**Given problem:** Count every line in the entries that follow where the word "Πειραιά" appears, then state only the total.

**The data:**
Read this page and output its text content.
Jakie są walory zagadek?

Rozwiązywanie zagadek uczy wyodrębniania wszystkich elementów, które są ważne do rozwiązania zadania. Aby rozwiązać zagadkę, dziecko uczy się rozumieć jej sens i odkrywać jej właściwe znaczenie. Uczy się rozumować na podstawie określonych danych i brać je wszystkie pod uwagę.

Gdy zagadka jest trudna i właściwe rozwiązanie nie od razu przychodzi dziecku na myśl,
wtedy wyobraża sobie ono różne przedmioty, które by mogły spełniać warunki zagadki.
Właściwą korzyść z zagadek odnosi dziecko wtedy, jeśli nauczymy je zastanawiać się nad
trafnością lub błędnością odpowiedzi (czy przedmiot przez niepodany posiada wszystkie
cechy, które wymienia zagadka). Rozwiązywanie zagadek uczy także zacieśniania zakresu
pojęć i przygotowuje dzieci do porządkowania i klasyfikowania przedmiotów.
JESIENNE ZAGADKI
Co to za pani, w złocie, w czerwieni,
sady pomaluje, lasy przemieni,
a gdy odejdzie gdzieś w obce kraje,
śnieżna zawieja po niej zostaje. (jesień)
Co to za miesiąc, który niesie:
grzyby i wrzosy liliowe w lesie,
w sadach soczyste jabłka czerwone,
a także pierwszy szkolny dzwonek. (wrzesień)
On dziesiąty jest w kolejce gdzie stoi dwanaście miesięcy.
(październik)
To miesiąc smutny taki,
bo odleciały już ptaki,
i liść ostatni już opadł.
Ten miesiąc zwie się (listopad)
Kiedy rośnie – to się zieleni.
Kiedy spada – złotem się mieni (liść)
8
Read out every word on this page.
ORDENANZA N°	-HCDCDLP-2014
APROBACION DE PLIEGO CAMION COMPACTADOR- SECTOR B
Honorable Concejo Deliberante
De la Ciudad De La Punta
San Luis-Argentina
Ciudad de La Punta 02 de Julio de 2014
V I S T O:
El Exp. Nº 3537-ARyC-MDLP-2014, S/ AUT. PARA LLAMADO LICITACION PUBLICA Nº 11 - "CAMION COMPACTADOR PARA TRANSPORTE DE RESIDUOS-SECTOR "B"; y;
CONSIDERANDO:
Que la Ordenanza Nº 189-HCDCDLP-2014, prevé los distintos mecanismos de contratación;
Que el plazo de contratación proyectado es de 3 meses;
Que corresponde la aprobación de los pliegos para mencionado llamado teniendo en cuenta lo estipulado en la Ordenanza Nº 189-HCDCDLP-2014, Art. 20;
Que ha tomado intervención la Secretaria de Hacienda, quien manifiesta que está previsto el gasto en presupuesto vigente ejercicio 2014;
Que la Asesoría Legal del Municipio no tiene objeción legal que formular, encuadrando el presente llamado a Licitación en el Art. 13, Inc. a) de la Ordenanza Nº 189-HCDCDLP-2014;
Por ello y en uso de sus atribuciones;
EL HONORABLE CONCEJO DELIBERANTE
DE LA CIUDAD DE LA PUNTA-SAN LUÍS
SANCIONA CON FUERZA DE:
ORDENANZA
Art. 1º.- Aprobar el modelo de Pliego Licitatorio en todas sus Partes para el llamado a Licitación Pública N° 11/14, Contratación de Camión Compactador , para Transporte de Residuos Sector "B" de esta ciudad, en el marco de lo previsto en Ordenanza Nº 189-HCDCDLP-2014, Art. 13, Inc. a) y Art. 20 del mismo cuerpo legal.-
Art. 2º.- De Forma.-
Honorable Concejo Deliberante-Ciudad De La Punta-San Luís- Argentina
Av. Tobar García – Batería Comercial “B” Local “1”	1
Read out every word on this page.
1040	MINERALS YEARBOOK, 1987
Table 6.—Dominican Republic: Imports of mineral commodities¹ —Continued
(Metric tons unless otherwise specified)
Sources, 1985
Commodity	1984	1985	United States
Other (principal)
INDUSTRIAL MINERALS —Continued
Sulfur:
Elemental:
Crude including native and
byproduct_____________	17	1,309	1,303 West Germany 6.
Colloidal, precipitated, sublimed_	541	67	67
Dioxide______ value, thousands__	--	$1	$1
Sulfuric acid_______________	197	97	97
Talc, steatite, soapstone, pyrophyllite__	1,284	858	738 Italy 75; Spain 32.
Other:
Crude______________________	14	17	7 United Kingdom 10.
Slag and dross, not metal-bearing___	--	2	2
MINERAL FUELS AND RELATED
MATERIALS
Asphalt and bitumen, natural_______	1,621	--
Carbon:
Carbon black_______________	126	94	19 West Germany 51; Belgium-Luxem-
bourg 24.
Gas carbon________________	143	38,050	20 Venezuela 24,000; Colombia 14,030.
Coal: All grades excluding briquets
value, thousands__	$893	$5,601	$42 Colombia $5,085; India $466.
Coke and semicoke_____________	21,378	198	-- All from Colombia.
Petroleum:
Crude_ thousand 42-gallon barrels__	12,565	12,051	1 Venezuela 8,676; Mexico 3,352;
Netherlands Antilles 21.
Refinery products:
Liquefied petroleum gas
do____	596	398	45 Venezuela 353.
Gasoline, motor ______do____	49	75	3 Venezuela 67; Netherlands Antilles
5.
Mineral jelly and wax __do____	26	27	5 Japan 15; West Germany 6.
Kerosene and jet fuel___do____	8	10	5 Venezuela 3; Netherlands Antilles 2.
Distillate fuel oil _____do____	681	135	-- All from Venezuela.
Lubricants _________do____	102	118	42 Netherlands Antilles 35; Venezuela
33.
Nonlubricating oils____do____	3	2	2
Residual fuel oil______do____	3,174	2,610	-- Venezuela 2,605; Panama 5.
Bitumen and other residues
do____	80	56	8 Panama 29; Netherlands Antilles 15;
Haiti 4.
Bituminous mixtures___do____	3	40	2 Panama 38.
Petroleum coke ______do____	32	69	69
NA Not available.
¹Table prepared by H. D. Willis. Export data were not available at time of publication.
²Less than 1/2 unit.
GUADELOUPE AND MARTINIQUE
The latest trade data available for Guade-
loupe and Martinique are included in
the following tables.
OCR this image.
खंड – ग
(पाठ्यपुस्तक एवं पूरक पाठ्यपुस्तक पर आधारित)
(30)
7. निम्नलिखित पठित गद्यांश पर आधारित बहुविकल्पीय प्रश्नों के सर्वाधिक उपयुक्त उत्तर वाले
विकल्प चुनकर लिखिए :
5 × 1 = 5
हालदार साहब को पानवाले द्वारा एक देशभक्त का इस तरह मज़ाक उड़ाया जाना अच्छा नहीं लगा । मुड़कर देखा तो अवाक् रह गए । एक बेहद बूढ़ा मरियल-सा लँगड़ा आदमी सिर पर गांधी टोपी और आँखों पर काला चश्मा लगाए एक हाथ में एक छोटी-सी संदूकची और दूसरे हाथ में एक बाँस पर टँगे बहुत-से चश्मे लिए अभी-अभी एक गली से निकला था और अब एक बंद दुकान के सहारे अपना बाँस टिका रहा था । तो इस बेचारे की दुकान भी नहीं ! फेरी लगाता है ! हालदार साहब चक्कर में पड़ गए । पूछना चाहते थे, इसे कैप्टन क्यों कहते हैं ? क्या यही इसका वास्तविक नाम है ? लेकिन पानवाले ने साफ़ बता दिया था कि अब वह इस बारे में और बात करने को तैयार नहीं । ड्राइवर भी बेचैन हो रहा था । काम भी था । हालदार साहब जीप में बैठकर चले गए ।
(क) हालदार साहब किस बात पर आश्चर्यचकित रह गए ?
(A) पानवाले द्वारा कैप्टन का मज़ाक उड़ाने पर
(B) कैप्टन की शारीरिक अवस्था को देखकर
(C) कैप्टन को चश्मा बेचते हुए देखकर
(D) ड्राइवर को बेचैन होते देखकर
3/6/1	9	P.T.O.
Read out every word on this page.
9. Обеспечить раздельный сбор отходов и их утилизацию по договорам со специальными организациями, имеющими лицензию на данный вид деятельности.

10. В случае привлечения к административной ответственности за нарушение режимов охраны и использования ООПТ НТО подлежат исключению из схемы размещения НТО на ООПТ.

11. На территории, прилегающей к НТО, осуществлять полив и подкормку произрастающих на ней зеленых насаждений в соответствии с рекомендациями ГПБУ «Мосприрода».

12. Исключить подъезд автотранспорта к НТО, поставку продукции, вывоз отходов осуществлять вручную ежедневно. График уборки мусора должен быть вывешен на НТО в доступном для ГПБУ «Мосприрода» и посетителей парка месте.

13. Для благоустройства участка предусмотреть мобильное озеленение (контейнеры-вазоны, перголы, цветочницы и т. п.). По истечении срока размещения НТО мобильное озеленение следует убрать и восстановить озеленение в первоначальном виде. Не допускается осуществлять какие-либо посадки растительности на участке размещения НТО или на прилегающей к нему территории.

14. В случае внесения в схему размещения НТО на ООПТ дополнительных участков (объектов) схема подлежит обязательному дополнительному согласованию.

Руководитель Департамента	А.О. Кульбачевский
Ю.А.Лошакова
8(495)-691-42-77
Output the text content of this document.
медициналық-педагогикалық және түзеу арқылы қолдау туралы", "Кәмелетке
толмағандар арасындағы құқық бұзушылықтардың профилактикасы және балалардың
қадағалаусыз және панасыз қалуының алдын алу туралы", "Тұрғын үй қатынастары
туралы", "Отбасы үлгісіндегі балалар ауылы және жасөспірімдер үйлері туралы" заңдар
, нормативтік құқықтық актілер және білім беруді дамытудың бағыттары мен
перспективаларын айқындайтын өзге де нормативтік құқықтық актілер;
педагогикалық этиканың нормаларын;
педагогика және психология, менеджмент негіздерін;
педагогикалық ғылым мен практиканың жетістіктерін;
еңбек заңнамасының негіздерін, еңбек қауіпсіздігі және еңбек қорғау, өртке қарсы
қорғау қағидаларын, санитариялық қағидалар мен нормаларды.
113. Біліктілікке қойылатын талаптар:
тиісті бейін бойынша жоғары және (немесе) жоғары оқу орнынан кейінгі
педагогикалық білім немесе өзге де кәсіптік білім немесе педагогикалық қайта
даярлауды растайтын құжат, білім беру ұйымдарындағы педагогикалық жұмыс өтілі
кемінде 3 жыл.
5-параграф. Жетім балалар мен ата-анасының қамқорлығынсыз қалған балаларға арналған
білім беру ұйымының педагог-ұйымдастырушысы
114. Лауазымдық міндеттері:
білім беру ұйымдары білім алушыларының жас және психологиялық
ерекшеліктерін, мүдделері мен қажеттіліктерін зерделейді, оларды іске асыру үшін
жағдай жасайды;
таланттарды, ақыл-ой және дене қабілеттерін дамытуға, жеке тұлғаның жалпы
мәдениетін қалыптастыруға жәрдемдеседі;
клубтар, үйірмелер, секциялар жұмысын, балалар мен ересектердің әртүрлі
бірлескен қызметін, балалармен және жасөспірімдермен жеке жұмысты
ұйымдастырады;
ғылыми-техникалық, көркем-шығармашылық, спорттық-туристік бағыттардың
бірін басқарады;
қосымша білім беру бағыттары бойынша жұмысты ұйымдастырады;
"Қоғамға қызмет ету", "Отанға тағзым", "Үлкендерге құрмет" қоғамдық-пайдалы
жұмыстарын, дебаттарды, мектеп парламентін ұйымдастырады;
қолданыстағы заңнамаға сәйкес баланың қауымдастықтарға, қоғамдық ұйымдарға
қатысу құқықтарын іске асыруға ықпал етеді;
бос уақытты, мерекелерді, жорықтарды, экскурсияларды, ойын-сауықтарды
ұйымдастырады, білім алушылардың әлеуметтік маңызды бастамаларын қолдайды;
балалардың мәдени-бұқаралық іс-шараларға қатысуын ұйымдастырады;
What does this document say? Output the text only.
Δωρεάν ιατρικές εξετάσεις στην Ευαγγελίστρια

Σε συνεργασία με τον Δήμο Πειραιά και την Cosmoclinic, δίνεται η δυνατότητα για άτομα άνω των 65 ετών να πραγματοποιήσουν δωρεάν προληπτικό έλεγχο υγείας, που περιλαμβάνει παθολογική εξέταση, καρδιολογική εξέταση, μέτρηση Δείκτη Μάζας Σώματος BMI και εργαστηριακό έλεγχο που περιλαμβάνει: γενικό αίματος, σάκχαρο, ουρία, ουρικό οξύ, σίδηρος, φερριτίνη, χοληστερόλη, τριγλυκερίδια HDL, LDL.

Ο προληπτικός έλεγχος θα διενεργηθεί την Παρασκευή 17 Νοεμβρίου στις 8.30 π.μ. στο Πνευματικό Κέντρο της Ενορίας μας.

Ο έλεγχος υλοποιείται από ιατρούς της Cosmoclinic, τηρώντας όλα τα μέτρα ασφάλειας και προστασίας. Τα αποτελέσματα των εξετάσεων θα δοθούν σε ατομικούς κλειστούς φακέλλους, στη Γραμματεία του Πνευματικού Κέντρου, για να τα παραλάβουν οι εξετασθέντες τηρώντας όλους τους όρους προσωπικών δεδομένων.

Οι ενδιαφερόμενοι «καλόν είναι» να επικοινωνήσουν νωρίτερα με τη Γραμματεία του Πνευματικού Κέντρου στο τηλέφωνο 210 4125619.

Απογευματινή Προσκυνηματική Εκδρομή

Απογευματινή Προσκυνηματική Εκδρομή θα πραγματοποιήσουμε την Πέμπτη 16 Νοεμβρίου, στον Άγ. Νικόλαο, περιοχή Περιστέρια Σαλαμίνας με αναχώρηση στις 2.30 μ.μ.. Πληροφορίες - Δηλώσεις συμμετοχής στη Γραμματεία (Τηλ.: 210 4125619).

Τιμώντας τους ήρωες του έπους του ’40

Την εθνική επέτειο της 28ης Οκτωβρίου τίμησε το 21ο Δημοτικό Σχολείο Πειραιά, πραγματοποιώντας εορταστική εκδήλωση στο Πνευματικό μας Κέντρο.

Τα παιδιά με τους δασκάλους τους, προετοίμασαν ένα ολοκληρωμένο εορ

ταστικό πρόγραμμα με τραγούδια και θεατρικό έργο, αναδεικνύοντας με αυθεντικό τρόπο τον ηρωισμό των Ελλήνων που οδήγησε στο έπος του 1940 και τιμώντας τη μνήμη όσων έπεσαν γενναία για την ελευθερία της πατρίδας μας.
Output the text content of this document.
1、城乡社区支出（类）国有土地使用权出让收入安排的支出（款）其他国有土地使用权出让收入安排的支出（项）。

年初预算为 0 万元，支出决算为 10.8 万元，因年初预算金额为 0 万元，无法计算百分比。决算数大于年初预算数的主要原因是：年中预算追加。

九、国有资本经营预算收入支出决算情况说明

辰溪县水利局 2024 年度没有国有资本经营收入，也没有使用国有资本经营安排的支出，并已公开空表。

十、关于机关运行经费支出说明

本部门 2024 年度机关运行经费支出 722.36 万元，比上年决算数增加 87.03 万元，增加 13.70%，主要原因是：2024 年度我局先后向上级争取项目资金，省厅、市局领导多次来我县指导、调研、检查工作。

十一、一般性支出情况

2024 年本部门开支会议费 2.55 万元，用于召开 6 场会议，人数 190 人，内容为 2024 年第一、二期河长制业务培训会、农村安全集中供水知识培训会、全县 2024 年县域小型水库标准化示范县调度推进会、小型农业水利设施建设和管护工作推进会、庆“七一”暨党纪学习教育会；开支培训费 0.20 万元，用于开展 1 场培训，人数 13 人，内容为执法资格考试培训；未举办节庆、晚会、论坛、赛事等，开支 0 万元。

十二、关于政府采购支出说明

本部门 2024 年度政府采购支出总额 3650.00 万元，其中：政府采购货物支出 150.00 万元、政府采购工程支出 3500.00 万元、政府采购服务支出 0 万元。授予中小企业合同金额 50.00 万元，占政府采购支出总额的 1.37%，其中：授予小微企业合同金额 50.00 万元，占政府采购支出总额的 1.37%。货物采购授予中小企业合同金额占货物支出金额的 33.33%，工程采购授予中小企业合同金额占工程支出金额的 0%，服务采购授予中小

**Result for this task:** 2